EXERCISE REQUIREMENTS:
Rewrite the rows below, changing "bounding box" to "box" and leaving everything else as it is. Omit the pictures from your version.

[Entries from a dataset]
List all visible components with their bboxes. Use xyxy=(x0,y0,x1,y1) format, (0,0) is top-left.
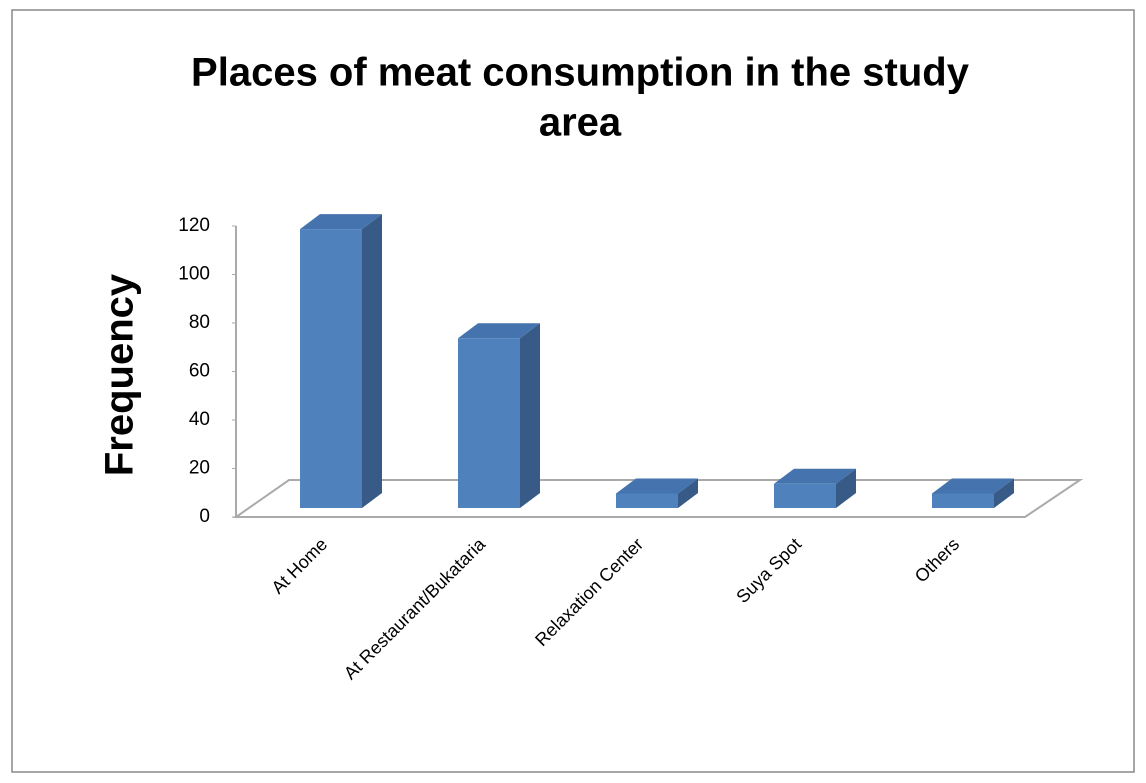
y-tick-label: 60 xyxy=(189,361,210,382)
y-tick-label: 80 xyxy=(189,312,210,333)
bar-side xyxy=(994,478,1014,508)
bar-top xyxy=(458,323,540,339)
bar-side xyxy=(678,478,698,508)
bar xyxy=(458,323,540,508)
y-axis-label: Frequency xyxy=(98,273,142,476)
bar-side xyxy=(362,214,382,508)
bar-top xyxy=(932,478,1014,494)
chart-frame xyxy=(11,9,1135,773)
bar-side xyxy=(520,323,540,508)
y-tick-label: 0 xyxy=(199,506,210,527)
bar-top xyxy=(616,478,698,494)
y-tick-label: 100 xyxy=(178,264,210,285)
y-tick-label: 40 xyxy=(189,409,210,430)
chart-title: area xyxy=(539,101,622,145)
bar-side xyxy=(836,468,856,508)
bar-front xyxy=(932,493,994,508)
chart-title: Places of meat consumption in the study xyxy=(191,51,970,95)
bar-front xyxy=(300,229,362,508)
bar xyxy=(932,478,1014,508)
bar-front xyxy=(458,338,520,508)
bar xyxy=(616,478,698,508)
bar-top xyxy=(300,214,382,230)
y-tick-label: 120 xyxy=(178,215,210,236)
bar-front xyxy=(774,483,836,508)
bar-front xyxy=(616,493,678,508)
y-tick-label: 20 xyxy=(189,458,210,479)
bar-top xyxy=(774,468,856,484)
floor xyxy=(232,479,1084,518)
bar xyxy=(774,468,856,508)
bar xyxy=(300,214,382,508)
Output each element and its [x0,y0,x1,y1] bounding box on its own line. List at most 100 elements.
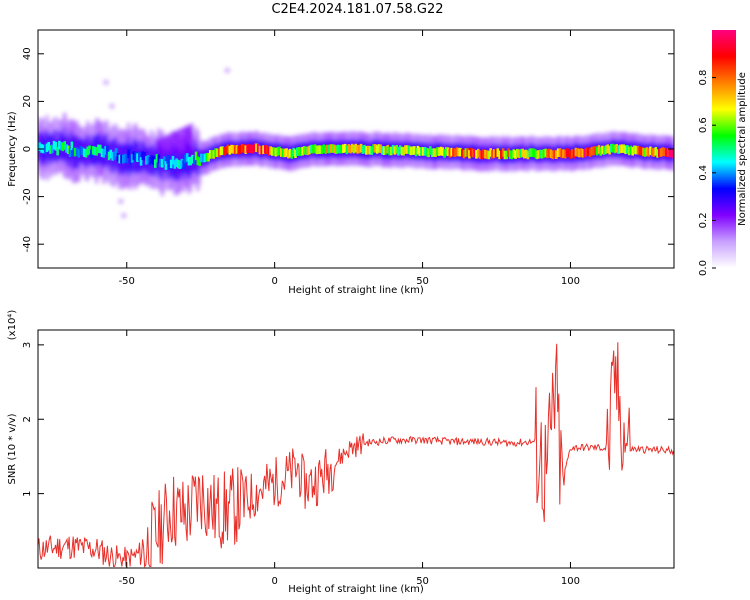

WRITTEN REPLY:
List all visible components with their bboxes. Use xyxy=(x0,y0,x1,y1) format, (0,0) is top-left.
y-tick-label: 60 xyxy=(189,361,210,382)
y-tick-label: 80 xyxy=(189,312,210,333)
bar-side xyxy=(994,478,1014,508)
bar-top xyxy=(458,323,540,339)
bar-side xyxy=(678,478,698,508)
bar xyxy=(458,323,540,508)
y-axis-label: Frequency xyxy=(98,273,142,476)
bar-side xyxy=(362,214,382,508)
bar-top xyxy=(932,478,1014,494)
chart-frame xyxy=(11,9,1135,773)
bar-side xyxy=(520,323,540,508)
y-tick-label: 0 xyxy=(199,506,210,527)
bar-top xyxy=(616,478,698,494)
y-tick-label: 100 xyxy=(178,264,210,285)
y-tick-label: 40 xyxy=(189,409,210,430)
chart-title: area xyxy=(539,101,622,145)
bar-side xyxy=(836,468,856,508)
bar-front xyxy=(932,493,994,508)
chart-title: Places of meat consumption in the study xyxy=(191,51,970,95)
bar-front xyxy=(300,229,362,508)
bar xyxy=(932,478,1014,508)
bar-front xyxy=(458,338,520,508)
bar xyxy=(616,478,698,508)
bar-top xyxy=(300,214,382,230)
y-tick-label: 120 xyxy=(178,215,210,236)
bar-front xyxy=(774,483,836,508)
bar-front xyxy=(616,493,678,508)
y-tick-label: 20 xyxy=(189,458,210,479)
bar-top xyxy=(774,468,856,484)
floor xyxy=(232,479,1084,518)
bar xyxy=(774,468,856,508)
bar xyxy=(300,214,382,508)
Output each element and its [x0,y0,x1,y1] box on its own line. List at most 100 elements.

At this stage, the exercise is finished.